**Try it**
For the string "that", search the entries below and copy every line where it appears.

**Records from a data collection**
+-------+

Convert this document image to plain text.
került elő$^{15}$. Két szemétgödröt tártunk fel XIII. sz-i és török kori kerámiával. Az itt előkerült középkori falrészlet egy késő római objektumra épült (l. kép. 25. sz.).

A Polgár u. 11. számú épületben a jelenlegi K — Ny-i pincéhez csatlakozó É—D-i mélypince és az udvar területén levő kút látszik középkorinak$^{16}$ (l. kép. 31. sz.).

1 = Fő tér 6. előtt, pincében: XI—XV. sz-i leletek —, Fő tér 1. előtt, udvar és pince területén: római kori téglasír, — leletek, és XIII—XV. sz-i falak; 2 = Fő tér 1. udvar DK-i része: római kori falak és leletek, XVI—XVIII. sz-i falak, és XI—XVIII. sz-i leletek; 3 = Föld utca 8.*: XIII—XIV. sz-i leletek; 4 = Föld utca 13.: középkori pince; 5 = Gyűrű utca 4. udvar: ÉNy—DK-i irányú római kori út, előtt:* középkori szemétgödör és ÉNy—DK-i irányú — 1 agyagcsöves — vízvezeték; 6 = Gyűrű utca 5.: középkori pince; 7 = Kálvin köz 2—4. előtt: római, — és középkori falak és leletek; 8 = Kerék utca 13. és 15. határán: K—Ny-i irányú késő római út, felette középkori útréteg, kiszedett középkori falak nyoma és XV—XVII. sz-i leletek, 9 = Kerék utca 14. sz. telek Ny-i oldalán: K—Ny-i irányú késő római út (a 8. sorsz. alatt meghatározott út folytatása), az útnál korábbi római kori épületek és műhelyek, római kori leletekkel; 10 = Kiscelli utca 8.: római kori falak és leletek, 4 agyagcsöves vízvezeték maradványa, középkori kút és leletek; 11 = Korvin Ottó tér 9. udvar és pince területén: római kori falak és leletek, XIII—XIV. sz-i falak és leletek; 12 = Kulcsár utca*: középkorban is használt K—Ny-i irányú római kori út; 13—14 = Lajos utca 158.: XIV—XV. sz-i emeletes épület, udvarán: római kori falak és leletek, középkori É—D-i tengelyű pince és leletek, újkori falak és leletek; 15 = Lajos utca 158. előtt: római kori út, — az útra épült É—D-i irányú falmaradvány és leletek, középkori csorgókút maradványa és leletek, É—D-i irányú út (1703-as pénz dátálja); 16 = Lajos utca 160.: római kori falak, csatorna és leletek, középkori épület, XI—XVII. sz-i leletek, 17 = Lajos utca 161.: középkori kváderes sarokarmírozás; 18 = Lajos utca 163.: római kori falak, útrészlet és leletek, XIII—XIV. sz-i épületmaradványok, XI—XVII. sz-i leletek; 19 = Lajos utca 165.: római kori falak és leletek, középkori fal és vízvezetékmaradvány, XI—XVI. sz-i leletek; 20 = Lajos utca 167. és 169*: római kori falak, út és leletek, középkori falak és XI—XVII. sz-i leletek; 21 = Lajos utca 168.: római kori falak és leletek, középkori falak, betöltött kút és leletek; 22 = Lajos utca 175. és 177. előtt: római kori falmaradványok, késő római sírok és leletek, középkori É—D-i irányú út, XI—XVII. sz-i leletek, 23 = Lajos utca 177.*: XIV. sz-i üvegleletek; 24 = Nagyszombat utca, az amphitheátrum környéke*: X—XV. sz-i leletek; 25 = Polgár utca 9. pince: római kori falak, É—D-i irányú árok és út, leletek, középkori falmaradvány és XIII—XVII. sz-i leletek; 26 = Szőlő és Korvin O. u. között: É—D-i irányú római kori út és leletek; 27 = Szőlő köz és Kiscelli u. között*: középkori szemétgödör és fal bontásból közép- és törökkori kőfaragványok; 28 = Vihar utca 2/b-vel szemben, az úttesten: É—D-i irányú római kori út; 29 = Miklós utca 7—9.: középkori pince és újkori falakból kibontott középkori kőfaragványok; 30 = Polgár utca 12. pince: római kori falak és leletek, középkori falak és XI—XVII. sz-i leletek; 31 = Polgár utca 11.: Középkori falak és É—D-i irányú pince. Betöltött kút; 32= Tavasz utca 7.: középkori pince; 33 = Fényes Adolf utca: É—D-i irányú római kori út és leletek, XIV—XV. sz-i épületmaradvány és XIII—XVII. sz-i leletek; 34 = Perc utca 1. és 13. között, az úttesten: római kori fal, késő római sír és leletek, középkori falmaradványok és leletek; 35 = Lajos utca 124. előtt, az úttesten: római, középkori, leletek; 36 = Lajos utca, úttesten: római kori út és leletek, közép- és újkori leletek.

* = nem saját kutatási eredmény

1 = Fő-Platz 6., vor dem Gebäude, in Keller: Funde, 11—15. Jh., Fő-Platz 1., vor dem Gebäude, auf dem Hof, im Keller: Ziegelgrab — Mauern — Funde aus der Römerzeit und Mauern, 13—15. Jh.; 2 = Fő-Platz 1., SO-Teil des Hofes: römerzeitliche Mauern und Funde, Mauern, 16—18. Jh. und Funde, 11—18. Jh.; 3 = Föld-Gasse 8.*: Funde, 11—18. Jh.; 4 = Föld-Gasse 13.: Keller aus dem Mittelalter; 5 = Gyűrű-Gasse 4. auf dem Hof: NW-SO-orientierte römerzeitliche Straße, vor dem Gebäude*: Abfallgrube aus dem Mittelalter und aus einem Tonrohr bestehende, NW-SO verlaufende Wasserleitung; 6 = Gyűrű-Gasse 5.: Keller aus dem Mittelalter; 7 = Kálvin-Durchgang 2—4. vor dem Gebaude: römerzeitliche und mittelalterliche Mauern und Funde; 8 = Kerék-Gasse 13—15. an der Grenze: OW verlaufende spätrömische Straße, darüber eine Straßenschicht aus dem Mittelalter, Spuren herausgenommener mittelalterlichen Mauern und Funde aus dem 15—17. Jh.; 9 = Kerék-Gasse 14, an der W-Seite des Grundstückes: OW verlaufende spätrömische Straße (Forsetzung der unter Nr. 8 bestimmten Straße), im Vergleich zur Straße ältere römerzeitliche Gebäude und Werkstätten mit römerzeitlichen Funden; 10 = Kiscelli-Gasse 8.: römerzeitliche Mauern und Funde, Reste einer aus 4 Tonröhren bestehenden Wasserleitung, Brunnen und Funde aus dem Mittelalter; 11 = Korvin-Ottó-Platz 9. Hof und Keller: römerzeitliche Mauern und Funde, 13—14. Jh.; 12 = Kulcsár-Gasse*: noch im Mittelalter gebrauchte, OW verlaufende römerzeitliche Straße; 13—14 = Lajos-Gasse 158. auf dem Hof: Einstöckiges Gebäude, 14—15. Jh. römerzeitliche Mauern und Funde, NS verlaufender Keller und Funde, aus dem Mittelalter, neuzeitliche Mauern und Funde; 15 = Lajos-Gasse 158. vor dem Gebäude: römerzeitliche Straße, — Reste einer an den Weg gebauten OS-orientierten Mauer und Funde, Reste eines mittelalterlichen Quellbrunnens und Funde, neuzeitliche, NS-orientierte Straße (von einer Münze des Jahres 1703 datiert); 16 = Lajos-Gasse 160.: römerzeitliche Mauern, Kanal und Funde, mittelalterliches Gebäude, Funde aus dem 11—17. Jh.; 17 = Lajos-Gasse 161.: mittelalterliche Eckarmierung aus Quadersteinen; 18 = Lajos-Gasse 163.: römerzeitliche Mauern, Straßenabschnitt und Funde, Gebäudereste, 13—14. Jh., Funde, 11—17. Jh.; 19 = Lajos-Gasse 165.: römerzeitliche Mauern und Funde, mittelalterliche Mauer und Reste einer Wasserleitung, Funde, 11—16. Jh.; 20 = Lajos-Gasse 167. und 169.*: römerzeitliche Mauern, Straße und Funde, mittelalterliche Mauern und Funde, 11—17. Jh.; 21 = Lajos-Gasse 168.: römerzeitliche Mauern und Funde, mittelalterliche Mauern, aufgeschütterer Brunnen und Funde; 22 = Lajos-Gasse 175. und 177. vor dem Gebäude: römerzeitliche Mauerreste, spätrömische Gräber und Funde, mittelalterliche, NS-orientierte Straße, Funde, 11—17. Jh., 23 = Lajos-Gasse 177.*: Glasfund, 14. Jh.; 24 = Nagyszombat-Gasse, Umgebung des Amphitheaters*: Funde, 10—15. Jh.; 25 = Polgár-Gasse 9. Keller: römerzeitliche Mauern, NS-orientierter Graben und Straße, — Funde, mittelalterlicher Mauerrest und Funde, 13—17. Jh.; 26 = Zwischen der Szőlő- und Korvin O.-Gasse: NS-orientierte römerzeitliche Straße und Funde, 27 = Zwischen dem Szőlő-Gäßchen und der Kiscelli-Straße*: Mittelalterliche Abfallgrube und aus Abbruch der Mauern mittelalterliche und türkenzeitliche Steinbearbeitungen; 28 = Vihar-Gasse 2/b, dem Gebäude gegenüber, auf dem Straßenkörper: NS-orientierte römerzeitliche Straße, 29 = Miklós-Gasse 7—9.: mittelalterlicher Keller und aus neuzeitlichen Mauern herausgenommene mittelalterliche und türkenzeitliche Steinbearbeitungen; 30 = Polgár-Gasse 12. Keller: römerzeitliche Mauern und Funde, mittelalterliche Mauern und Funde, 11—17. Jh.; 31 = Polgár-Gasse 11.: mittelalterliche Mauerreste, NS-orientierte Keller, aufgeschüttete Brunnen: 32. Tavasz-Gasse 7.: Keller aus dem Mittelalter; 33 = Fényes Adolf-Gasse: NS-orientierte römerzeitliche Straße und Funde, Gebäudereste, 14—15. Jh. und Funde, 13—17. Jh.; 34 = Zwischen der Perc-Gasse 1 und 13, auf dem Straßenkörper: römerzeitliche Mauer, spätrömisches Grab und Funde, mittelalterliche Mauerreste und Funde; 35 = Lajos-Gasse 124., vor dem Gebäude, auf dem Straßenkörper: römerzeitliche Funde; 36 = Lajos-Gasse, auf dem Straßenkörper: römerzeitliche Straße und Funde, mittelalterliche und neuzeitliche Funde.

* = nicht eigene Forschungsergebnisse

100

+-------+

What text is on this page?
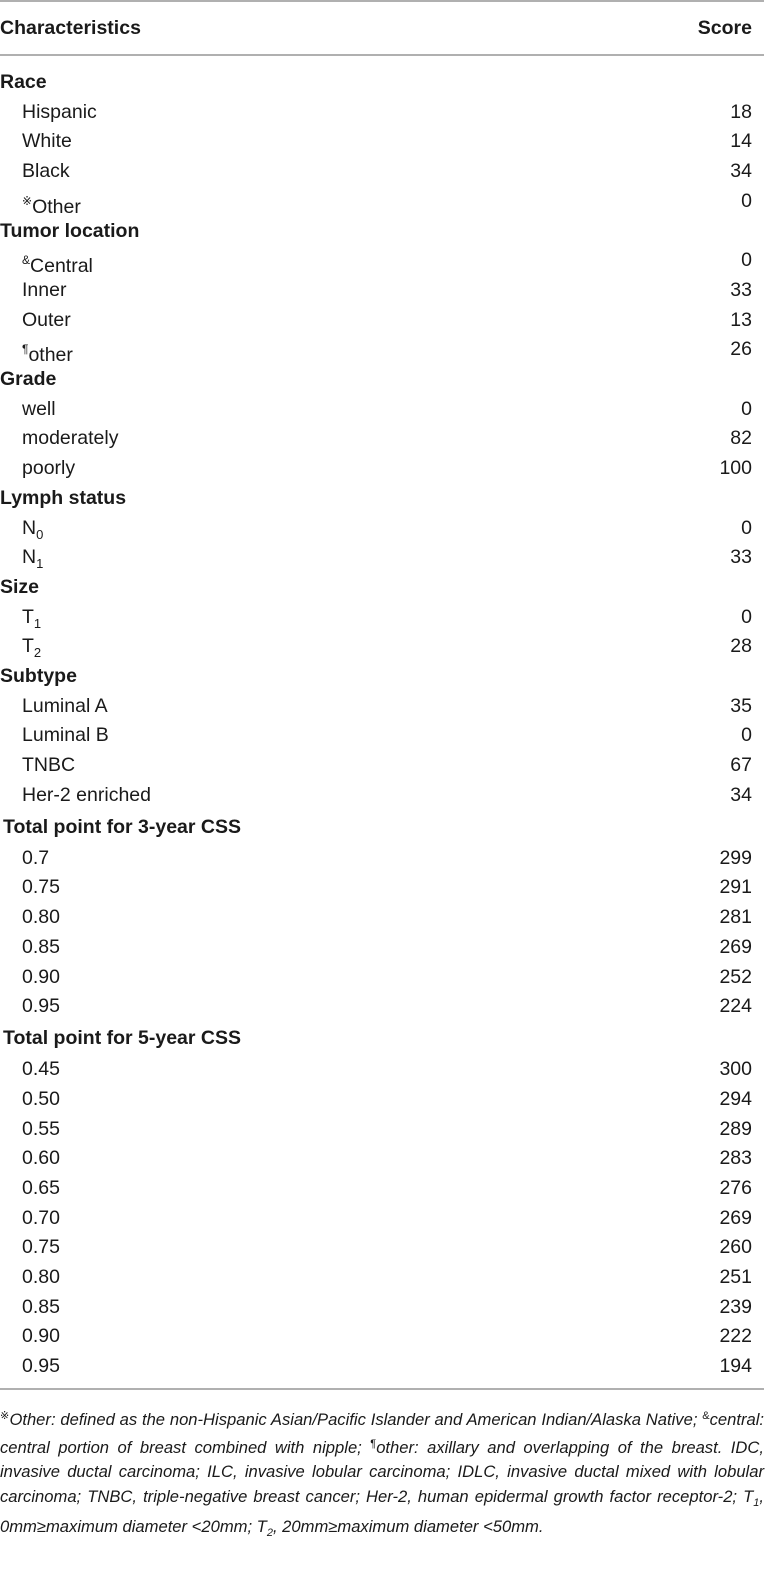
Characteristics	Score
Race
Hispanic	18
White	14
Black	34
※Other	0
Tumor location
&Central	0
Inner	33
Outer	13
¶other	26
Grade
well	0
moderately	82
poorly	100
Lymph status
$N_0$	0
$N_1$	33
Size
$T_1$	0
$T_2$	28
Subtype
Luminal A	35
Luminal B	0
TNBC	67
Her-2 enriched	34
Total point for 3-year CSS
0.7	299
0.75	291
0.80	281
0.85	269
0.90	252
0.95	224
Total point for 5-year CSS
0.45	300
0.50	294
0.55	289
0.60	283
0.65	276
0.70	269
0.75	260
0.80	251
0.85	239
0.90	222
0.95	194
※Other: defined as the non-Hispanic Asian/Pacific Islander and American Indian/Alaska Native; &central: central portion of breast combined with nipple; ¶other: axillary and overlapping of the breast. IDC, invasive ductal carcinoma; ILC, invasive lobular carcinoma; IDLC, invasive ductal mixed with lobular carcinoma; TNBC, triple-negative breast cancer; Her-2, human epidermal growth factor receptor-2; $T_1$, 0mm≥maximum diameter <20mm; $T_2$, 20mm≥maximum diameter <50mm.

+-------+

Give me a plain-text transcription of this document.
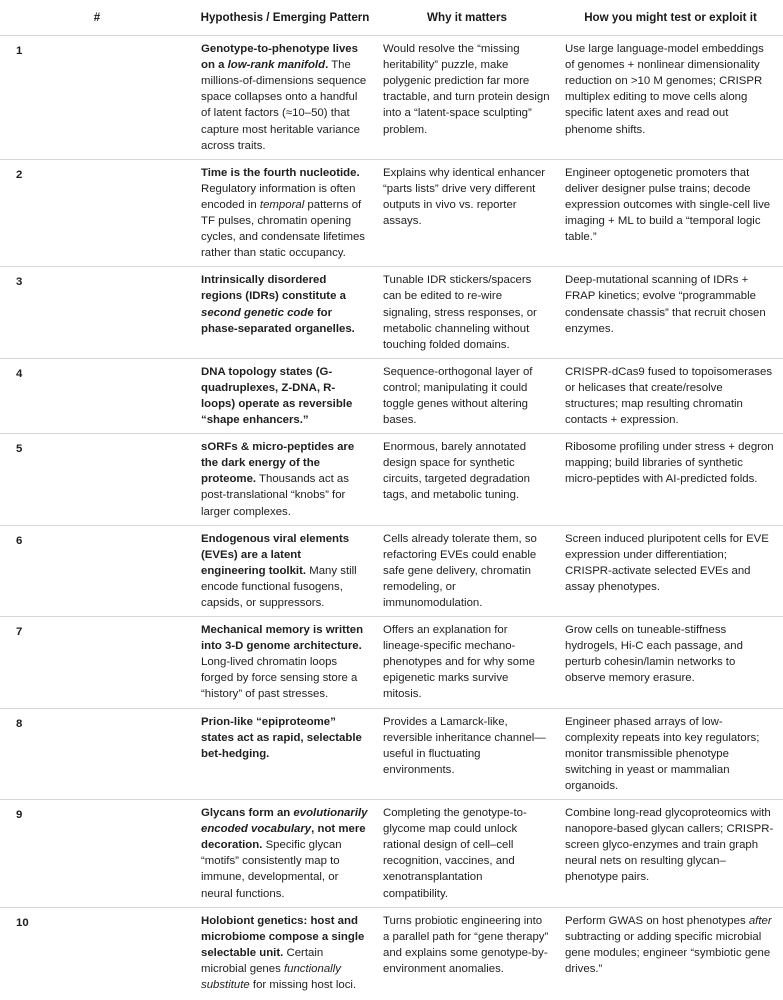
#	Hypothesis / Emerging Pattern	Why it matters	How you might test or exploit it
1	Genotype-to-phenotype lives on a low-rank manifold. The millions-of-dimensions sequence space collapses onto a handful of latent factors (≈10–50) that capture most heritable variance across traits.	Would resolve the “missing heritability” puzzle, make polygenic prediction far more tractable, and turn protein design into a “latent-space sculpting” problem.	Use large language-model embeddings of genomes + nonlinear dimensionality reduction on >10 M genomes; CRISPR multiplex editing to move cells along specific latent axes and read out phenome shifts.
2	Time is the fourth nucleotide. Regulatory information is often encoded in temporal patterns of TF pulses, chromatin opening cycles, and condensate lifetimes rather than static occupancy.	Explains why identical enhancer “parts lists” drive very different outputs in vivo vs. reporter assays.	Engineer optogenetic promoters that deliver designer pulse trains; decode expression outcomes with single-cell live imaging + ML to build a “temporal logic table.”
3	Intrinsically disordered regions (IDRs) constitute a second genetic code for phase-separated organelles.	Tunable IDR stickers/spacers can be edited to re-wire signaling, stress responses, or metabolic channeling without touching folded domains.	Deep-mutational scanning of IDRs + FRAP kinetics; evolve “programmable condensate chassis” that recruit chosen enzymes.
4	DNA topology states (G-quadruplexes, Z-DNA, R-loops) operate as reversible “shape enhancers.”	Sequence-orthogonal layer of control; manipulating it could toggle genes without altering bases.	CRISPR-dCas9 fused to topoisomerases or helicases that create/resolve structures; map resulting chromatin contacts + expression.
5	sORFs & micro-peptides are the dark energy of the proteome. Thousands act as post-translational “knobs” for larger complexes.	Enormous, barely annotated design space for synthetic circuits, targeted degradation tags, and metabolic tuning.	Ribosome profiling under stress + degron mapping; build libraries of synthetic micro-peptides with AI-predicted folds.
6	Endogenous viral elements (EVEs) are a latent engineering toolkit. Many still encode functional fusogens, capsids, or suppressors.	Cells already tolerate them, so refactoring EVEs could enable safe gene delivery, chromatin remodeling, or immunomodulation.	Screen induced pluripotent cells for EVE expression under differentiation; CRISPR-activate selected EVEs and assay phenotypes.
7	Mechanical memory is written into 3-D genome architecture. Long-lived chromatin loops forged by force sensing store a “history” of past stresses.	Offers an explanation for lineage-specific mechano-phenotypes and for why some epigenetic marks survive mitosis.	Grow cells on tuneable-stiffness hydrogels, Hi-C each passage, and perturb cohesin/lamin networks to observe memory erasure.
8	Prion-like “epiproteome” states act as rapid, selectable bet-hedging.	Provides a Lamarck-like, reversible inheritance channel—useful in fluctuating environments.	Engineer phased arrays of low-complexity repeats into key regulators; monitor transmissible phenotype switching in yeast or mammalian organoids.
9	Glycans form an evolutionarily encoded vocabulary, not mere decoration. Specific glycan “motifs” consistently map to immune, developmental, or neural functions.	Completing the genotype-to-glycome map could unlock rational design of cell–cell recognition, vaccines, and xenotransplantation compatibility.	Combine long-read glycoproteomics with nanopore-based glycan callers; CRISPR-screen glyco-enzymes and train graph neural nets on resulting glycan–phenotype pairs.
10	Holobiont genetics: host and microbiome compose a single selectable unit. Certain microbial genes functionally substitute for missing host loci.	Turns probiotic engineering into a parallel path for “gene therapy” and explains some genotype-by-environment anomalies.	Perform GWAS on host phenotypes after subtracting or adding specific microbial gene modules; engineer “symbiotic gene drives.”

+-------+

**Output of the exercise**
1	Genotype-to-phenotype lives on a low-rank manifold. The millions-of-dimensions sequence space collapses onto a handful of latent factors (≈10–50) that capture most heritable variance across traits.	Would resolve the “missing heritability” puzzle, make polygenic prediction far more tractable, and turn protein design into a “latent-space sculpting” problem.	Use large language-model embeddings of genomes + nonlinear dimensionality reduction on >10 M genomes; CRISPR multiplex editing to move cells along specific latent axes and read out phenome shifts.
2	Time is the fourth nucleotide. Regulatory information is often encoded in temporal patterns of TF pulses, chromatin opening cycles, and condensate lifetimes rather than static occupancy.	Explains why identical enhancer “parts lists” drive very different outputs in vivo vs. reporter assays.	Engineer optogenetic promoters that deliver designer pulse trains; decode expression outcomes with single-cell live imaging + ML to build a “temporal logic table.”
3	Intrinsically disordered regions (IDRs) constitute a second genetic code for phase-separated organelles.	Tunable IDR stickers/spacers can be edited to re-wire signaling, stress responses, or metabolic channeling without touching folded domains.	Deep-mutational scanning of IDRs + FRAP kinetics; evolve “programmable condensate chassis” that recruit chosen enzymes.
4	DNA topology states (G-quadruplexes, Z-DNA, R-loops) operate as reversible “shape enhancers.”	Sequence-orthogonal layer of control; manipulating it could toggle genes without altering bases.	CRISPR-dCas9 fused to topoisomerases or helicases that create/resolve structures; map resulting chromatin contacts + expression.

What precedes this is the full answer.